What this task involves: Show each line from the listing that includes the word "page".

Dataset records:
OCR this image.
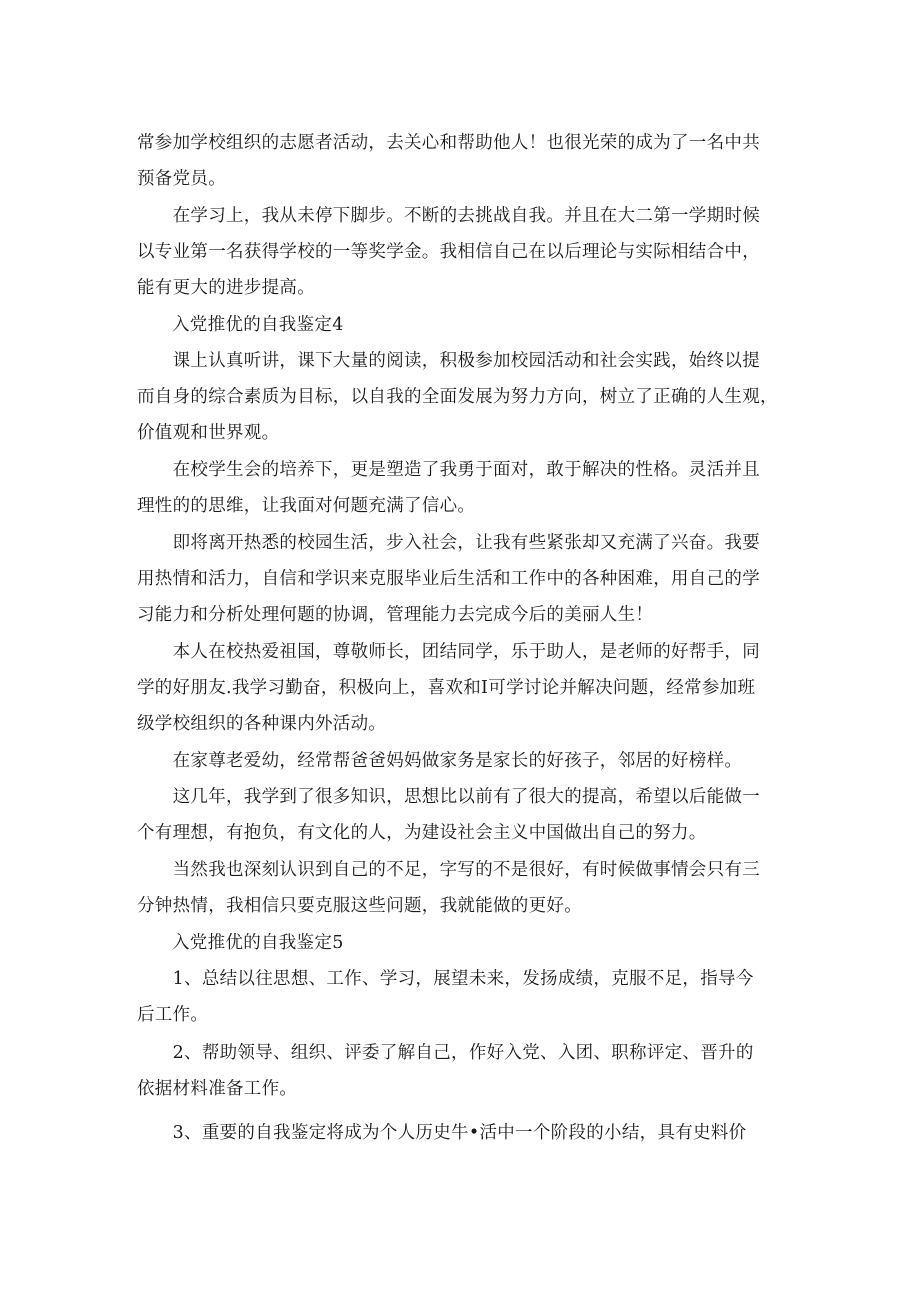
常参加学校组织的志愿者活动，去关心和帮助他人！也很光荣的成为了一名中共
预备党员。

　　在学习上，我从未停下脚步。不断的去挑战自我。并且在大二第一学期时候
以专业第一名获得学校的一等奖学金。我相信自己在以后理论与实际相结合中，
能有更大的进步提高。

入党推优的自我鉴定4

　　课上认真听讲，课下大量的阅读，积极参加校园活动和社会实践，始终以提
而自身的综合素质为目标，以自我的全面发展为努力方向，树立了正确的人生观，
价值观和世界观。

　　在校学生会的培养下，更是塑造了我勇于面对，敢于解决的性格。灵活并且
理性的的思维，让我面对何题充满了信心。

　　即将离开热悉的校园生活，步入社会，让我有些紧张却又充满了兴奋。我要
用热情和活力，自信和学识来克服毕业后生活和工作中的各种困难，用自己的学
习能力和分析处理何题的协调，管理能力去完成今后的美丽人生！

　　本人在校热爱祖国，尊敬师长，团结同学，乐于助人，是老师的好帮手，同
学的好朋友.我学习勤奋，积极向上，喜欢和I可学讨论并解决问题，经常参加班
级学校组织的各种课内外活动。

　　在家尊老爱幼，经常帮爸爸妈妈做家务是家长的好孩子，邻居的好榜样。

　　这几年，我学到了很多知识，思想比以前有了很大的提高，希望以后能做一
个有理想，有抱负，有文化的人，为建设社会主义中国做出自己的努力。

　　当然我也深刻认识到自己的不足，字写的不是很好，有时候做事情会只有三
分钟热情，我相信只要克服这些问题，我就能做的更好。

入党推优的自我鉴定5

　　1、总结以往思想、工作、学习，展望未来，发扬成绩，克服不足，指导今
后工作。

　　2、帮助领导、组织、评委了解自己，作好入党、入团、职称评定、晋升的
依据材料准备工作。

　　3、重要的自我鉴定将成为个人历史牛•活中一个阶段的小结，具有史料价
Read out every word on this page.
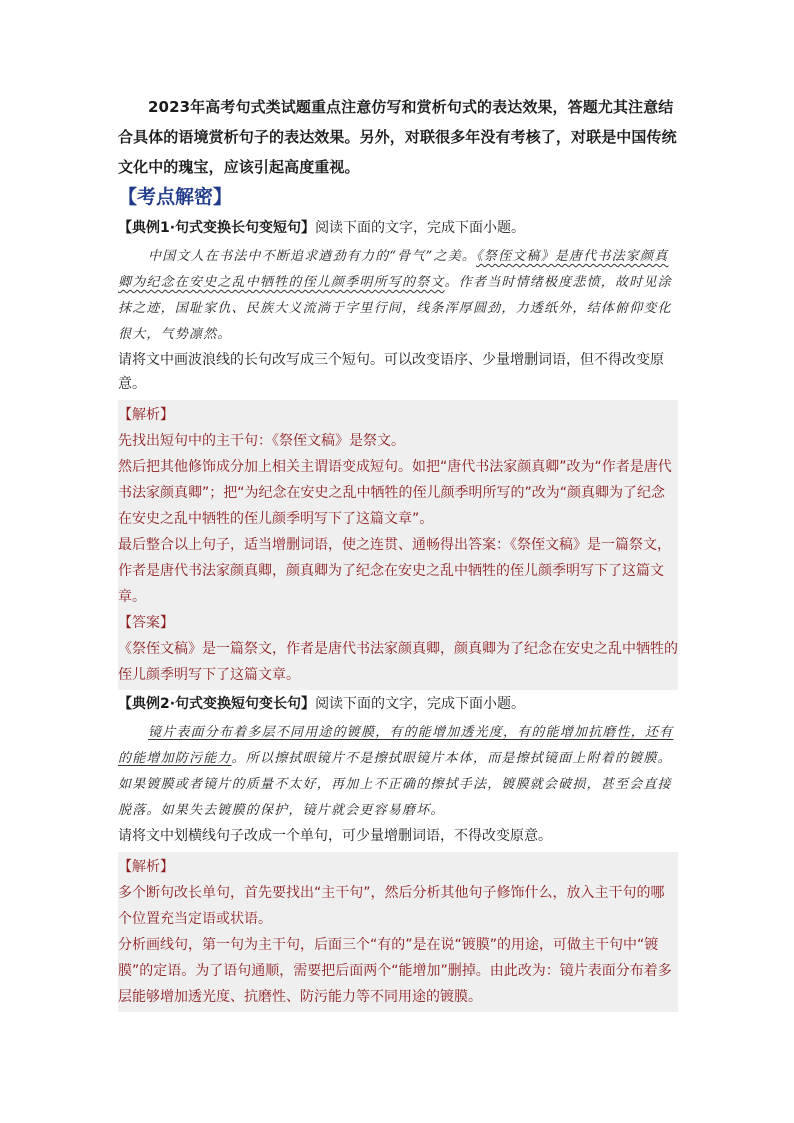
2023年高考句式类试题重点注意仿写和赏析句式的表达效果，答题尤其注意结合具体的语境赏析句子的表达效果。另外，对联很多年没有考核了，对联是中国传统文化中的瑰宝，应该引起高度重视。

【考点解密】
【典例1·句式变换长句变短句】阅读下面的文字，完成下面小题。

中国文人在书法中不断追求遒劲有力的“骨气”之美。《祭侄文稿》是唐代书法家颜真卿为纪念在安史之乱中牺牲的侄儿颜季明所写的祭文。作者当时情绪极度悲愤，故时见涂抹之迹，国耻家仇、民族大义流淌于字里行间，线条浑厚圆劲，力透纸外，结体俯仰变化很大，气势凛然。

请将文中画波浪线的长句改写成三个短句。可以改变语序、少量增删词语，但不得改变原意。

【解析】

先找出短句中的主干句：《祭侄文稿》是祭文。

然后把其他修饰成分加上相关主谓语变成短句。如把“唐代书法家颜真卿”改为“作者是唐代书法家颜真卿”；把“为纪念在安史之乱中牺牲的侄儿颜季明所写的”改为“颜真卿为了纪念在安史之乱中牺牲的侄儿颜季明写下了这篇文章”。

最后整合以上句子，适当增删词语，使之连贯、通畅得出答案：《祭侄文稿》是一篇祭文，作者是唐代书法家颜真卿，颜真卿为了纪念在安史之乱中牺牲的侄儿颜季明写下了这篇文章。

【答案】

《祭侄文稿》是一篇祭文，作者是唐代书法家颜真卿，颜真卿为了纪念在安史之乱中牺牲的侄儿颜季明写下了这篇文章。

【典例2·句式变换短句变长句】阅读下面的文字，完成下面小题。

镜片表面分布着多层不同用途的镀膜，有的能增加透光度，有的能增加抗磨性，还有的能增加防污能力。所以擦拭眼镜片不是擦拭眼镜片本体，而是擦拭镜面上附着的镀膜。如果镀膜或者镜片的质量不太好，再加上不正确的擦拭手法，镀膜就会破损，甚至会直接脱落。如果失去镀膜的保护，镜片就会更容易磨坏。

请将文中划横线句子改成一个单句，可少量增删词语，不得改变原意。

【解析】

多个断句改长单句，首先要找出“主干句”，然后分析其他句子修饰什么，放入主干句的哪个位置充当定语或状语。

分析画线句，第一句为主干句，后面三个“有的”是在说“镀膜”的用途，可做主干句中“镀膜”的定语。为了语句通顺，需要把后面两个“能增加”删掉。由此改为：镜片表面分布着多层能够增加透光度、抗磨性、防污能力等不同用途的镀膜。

==

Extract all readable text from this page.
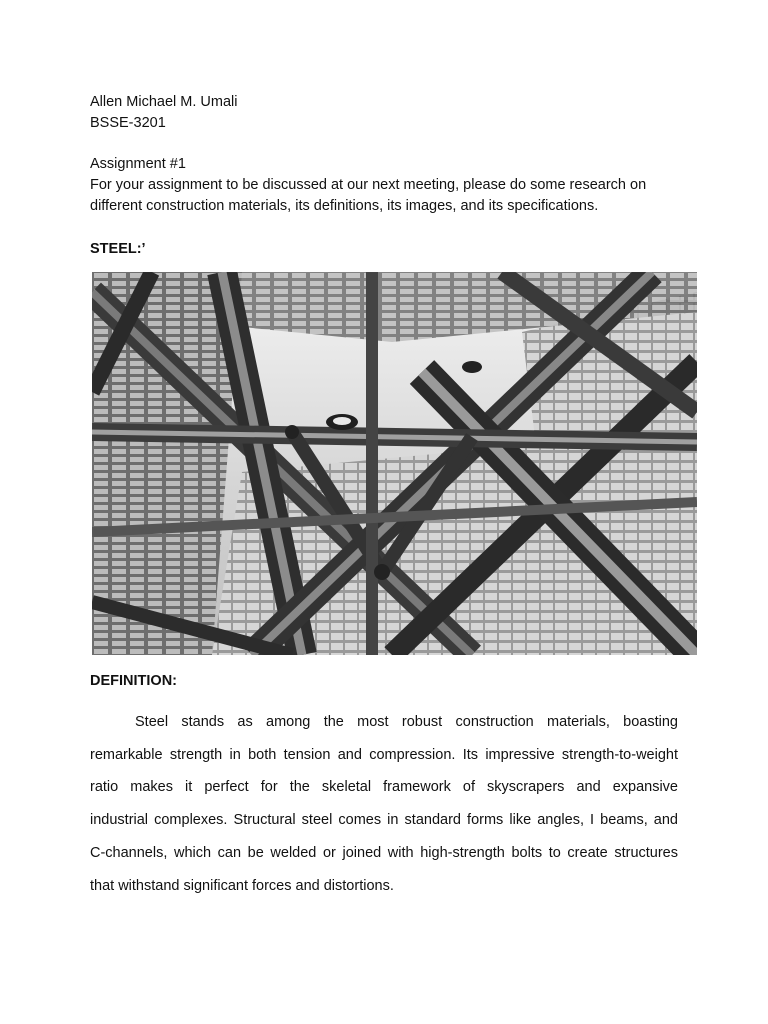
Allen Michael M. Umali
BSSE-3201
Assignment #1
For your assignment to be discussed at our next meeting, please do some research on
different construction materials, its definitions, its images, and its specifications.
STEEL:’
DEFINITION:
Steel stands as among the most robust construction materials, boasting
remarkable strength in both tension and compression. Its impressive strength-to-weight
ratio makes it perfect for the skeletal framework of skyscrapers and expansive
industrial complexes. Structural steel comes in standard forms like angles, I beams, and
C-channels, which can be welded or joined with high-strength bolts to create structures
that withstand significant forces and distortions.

Expected answer:
Read out every word on this page.
Extract all readable text from this page.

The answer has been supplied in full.